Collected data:
###

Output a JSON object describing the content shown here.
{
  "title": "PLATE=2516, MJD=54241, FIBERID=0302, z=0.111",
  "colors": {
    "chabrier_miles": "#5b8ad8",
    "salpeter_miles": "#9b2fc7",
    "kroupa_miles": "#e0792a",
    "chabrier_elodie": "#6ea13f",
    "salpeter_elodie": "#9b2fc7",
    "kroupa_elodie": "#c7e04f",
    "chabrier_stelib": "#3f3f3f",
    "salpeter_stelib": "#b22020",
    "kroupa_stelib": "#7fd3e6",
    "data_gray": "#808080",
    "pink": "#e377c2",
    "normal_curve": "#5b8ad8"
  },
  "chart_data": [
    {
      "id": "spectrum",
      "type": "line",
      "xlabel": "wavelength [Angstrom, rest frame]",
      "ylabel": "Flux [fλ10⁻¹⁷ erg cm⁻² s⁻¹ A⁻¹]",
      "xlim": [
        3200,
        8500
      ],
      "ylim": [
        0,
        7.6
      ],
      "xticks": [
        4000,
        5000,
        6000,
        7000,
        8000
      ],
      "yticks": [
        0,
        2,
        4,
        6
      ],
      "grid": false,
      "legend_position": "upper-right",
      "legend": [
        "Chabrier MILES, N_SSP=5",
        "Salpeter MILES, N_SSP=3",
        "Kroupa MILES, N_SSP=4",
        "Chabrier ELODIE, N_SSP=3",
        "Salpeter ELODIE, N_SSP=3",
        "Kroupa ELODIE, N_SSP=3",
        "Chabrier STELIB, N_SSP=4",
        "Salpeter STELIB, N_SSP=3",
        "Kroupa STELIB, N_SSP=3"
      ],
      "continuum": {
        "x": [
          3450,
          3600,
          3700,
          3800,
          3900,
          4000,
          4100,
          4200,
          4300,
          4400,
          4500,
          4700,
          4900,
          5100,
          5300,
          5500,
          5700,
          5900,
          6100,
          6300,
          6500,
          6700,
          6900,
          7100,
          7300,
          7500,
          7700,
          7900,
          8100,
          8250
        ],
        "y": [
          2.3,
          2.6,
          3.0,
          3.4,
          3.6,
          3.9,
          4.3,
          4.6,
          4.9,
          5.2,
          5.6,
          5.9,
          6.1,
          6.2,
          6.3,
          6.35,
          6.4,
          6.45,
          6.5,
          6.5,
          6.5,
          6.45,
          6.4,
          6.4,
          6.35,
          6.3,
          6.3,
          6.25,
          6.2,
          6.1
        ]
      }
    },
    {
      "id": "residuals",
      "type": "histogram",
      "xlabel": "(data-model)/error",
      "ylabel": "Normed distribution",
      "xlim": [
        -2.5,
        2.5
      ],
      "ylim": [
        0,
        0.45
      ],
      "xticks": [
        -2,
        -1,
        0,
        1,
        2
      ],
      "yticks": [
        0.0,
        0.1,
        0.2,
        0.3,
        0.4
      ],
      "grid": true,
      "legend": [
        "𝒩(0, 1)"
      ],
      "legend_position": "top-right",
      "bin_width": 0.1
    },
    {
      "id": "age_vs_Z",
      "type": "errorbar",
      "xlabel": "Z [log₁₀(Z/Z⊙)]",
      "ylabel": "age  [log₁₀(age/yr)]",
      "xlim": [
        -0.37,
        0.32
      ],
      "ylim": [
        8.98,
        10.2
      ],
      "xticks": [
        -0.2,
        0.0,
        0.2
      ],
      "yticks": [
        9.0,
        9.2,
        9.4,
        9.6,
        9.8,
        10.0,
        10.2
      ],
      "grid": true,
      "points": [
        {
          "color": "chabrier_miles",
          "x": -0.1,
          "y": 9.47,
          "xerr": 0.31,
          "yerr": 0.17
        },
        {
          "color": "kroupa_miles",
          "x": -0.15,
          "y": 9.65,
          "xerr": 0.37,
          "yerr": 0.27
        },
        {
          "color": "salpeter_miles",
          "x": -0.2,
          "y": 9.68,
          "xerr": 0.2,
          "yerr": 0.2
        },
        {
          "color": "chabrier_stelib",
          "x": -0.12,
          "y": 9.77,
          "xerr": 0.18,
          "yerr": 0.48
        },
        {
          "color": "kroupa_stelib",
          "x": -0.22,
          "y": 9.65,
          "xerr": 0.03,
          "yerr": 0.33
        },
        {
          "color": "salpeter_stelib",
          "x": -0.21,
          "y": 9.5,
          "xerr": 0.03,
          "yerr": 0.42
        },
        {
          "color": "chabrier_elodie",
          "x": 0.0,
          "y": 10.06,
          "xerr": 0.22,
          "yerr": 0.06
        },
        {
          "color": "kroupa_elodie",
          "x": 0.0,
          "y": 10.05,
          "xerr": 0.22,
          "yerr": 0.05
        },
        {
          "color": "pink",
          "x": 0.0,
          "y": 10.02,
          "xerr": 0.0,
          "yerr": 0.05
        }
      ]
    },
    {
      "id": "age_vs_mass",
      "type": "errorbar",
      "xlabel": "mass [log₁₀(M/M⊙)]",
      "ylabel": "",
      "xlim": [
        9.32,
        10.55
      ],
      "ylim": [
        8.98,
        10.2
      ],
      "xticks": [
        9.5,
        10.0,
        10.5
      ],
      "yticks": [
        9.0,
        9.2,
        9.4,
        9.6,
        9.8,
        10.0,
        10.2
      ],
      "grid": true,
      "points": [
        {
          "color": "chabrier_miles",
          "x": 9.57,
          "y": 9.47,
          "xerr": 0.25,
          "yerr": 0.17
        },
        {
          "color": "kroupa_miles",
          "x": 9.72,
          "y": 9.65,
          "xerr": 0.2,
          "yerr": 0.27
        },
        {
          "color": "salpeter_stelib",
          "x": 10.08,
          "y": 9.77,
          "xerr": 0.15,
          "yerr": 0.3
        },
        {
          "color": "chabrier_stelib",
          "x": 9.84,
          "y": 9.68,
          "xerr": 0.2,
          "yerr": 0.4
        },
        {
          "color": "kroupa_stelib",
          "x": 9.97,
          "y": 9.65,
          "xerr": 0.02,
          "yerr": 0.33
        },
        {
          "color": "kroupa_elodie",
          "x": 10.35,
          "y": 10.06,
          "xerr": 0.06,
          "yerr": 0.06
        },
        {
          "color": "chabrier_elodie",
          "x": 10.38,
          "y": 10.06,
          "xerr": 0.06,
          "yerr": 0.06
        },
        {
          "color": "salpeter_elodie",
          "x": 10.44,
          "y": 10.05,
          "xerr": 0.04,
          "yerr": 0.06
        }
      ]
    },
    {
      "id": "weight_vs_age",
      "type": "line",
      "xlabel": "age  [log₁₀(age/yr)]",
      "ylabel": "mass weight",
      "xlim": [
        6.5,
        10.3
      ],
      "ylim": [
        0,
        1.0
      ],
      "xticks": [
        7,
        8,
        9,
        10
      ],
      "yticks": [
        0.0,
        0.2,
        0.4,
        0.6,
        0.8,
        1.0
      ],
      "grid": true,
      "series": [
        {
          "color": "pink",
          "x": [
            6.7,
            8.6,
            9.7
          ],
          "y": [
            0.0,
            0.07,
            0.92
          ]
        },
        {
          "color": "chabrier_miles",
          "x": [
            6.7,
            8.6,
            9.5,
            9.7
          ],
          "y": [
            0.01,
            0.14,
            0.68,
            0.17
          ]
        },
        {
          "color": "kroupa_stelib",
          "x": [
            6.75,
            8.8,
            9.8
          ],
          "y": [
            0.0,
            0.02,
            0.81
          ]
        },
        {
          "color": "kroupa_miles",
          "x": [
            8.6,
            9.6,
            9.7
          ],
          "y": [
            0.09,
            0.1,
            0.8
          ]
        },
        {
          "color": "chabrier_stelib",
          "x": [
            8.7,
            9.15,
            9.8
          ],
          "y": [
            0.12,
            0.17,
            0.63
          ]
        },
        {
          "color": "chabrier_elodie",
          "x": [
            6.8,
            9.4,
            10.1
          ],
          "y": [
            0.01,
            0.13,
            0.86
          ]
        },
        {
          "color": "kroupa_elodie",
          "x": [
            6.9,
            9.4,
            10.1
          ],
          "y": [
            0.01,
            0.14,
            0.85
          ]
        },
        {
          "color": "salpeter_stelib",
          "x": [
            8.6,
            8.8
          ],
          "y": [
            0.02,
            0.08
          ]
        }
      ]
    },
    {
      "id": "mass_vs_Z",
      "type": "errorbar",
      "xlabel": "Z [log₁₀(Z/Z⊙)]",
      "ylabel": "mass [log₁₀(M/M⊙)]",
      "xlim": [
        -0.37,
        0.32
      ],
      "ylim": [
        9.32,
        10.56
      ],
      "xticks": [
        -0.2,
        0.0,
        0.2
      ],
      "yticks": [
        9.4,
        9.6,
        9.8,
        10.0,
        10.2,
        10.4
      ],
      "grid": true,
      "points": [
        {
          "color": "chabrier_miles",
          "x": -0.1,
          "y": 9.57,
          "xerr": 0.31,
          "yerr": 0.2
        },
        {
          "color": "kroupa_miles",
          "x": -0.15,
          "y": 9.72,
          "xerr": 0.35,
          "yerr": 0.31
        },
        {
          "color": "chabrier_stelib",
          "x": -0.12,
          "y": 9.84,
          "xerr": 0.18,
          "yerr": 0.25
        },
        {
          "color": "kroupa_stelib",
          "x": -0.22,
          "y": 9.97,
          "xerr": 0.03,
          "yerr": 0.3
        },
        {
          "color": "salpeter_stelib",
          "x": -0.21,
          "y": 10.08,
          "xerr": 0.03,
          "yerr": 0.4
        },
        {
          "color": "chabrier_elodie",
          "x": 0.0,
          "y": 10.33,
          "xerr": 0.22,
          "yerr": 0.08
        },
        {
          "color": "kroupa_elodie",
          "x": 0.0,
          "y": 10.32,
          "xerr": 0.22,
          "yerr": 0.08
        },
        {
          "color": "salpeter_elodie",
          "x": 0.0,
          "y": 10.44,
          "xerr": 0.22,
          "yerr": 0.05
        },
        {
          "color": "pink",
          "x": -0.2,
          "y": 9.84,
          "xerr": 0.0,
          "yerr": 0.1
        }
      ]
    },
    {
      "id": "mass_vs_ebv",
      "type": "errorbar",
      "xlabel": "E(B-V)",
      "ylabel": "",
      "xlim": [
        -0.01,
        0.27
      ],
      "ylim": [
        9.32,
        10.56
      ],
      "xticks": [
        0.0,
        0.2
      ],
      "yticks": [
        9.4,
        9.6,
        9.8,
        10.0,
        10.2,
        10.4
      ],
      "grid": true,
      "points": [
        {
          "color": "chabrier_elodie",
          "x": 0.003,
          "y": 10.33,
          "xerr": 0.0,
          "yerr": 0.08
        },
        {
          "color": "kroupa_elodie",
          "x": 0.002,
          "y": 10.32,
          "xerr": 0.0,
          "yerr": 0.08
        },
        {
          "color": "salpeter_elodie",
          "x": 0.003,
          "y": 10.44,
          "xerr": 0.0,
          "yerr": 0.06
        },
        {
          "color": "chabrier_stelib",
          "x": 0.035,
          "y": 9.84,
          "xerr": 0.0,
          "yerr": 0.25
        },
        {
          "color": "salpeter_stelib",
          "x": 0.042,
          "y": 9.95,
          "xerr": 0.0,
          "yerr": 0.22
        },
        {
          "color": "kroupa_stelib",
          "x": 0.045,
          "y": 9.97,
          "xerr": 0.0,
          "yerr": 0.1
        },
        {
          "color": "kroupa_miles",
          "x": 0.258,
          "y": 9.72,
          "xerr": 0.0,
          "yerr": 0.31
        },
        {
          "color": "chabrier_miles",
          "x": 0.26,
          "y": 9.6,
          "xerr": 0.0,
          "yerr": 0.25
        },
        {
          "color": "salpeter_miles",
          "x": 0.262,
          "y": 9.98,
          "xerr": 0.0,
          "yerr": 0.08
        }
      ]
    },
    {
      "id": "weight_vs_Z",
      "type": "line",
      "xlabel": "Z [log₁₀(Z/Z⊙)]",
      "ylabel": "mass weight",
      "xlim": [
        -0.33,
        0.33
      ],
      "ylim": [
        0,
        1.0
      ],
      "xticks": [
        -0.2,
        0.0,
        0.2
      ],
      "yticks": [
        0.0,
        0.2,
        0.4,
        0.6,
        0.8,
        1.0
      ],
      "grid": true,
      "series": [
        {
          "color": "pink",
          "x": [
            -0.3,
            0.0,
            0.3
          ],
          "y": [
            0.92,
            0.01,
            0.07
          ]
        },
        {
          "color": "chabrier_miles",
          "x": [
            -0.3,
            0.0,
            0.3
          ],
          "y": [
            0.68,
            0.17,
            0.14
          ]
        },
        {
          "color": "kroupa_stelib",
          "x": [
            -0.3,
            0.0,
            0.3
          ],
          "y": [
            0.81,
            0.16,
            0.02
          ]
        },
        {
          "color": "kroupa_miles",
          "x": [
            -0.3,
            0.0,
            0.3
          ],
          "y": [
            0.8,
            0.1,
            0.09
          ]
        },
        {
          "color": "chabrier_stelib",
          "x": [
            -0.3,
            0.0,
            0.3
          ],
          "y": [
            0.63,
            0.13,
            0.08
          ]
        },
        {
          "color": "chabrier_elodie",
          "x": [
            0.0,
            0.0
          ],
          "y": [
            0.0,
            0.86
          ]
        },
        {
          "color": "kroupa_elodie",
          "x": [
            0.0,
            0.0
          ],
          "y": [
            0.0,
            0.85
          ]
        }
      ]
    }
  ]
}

###

» Required work:
Find how many lines in the material hold the word "ylabel" and state that number alone.

» Completed task:
8